----- DATASET ENTRIES -----

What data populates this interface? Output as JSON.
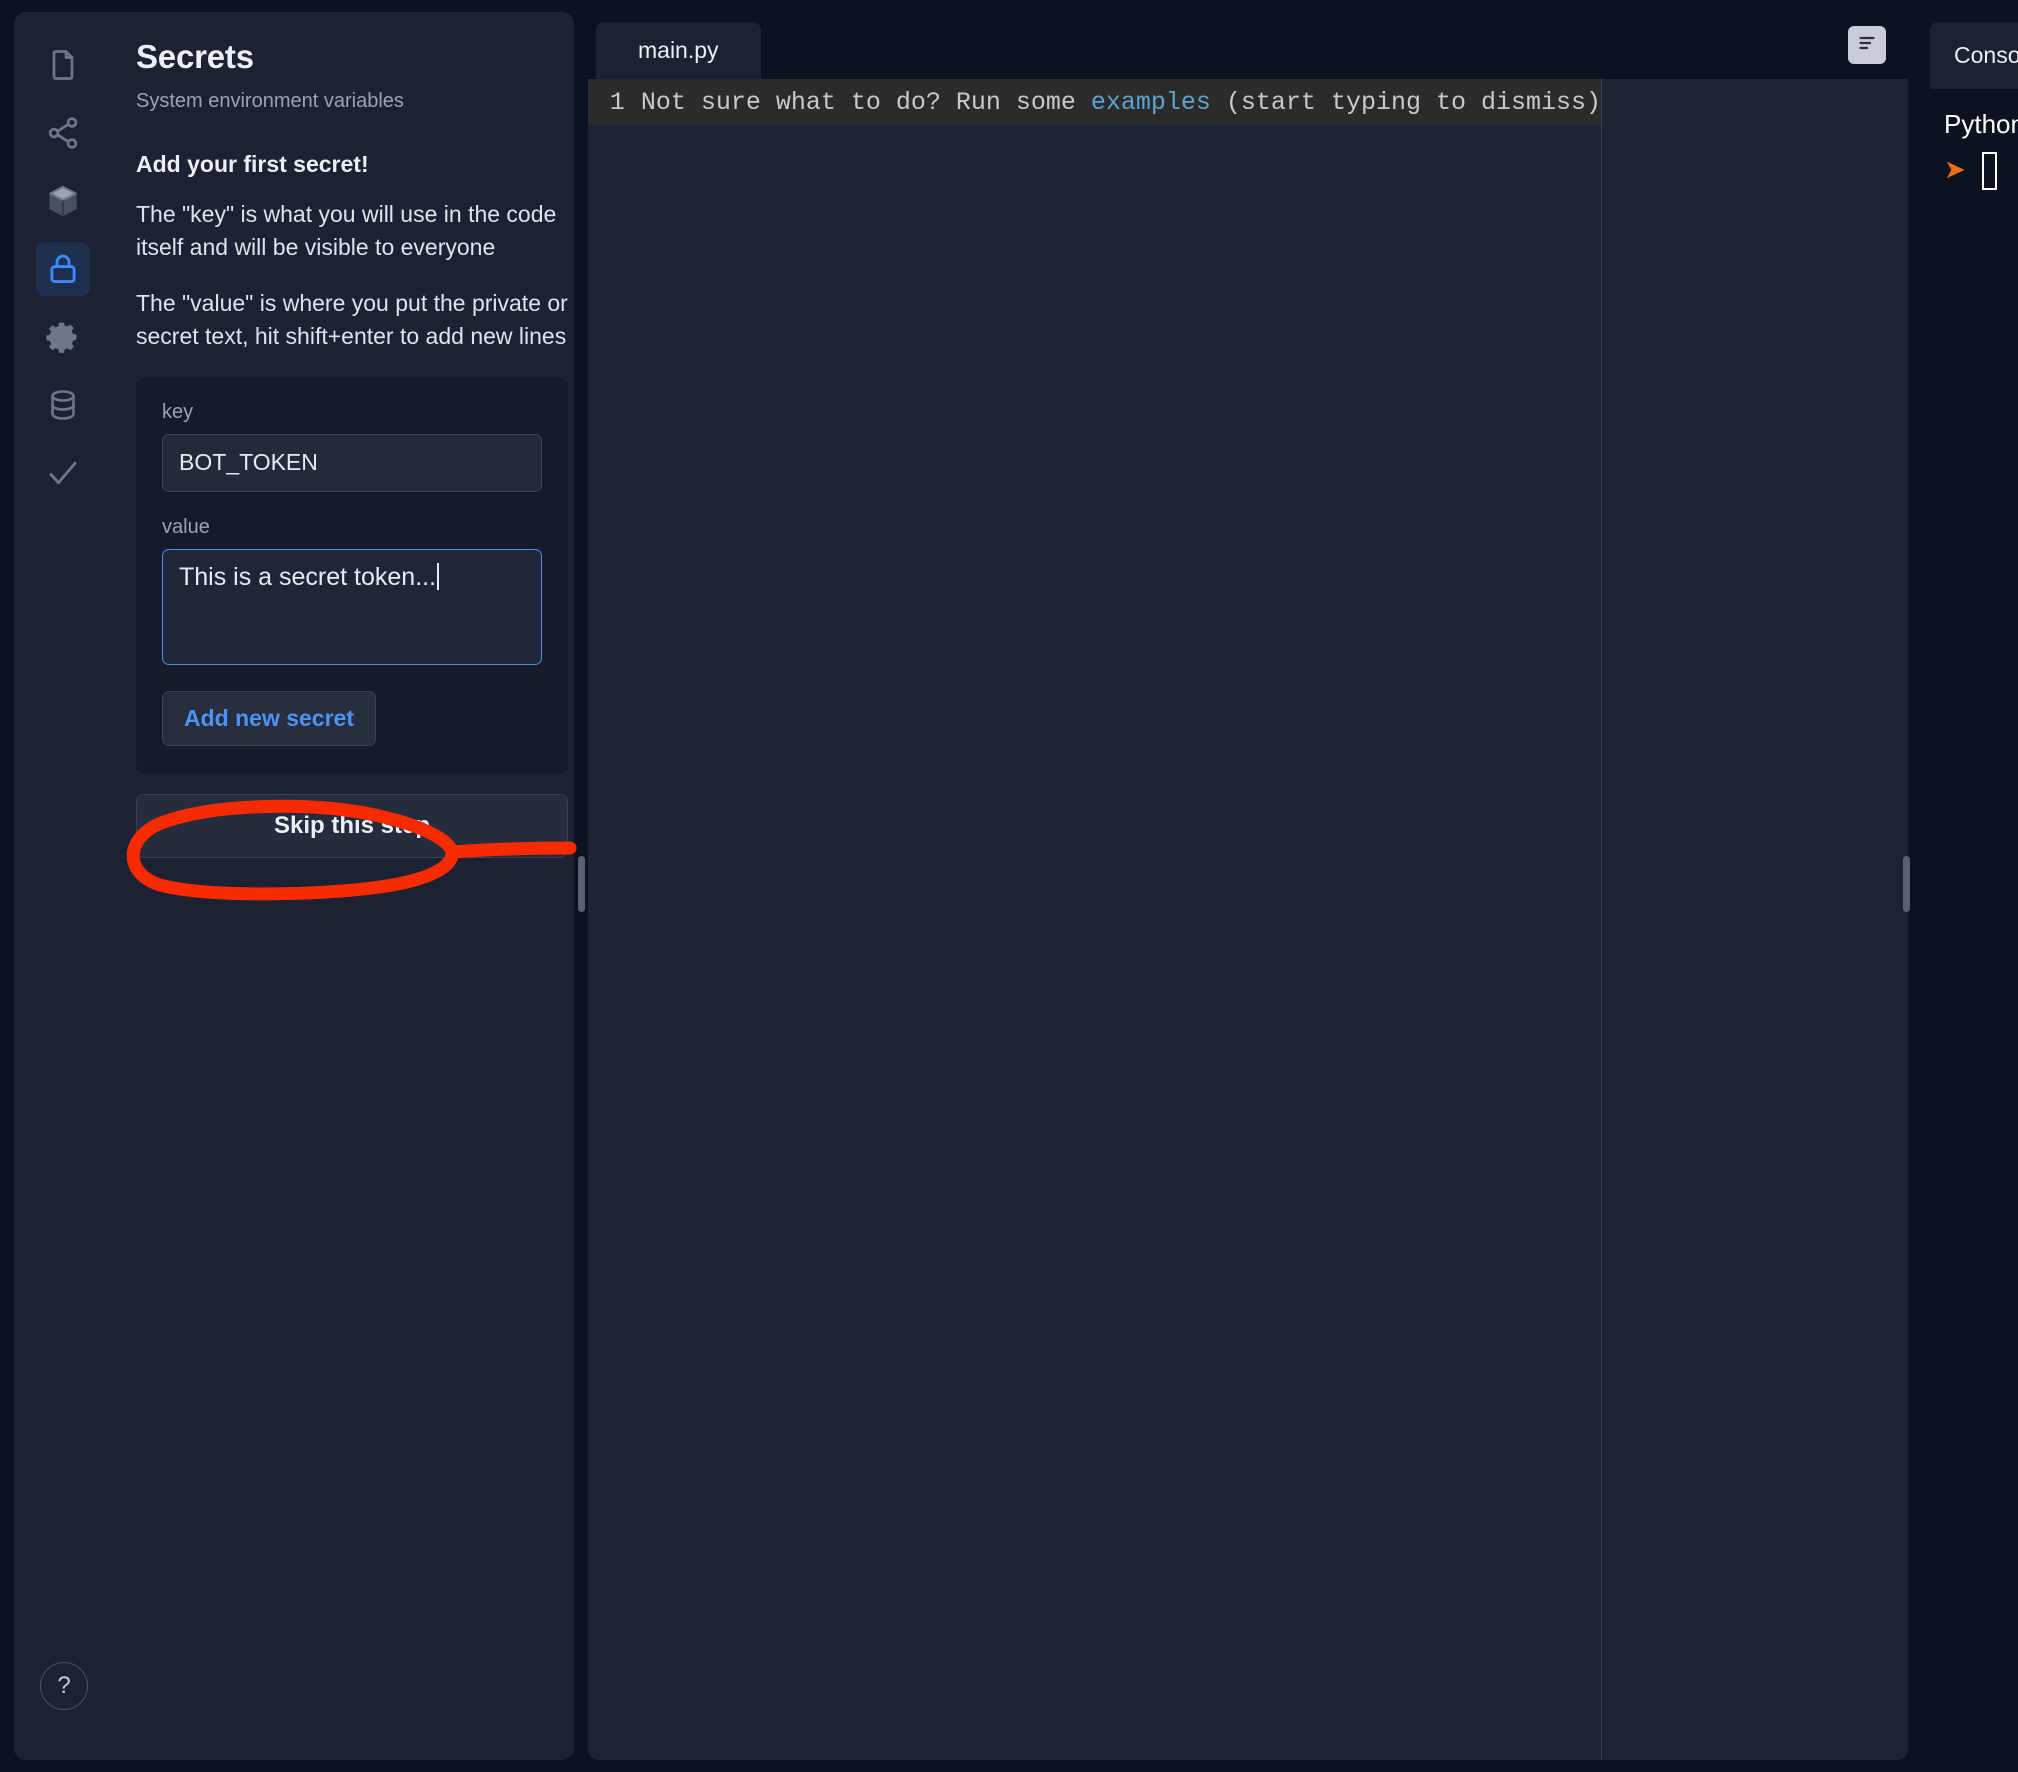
{
  "theme": {
    "app_background": "#0d1220",
    "panel_background": "#1c2234",
    "editor_background": "#1e2434",
    "accent_blue": "#4d94f0",
    "focus_border": "#4a90e2",
    "annotation_red": "#f62b00",
    "prompt_orange": "#ef6c1a",
    "muted_text": "#9aa3b2"
  },
  "sidebar_rail": {
    "items": [
      {
        "icon": "file-icon",
        "name": "files",
        "active": false
      },
      {
        "icon": "share-nodes-icon",
        "name": "version-control",
        "active": false
      },
      {
        "icon": "package-icon",
        "name": "packages",
        "active": false
      },
      {
        "icon": "lock-icon",
        "name": "secrets",
        "active": true
      },
      {
        "icon": "gear-icon",
        "name": "settings",
        "active": false
      },
      {
        "icon": "database-icon",
        "name": "database",
        "active": false
      },
      {
        "icon": "check-icon",
        "name": "checks",
        "active": false
      }
    ],
    "help_label": "?"
  },
  "secrets_panel": {
    "title": "Secrets",
    "subtitle": "System environment variables",
    "heading": "Add your first secret!",
    "paragraph_key": "The \"key\" is what you will use in the code itself and will be visible to everyone",
    "paragraph_value": "The \"value\" is where you put the private or secret text, hit shift+enter to add new lines",
    "form": {
      "key_label": "key",
      "key_value": "BOT_TOKEN",
      "key_placeholder": "key",
      "value_label": "value",
      "value_value": "This is a secret token...",
      "value_placeholder": "value",
      "add_button_label": "Add new secret"
    },
    "skip_button_label": "Skip this step"
  },
  "editor": {
    "tab_label": "main.py",
    "tab_action_icon": "document-outline-icon",
    "line_number": "1",
    "ghost_prefix": "Not sure what to do? Run some ",
    "ghost_link": "examples",
    "ghost_suffix": " (start typing to dismiss)"
  },
  "console": {
    "tab_label": "Console",
    "language_label": "Python",
    "prompt_symbol": "prompt-arrow-icon"
  },
  "annotation": {
    "shape": "hand-drawn-red-circle-with-arrow",
    "target": "Add new secret"
  }
}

-----

Report all lines of the material that contain the word "name".

        "name": "files",
        "name": "version-control",
        "name": "packages",
        "name": "secrets",
        "name": "settings",
        "name": "database",
        "name": "checks",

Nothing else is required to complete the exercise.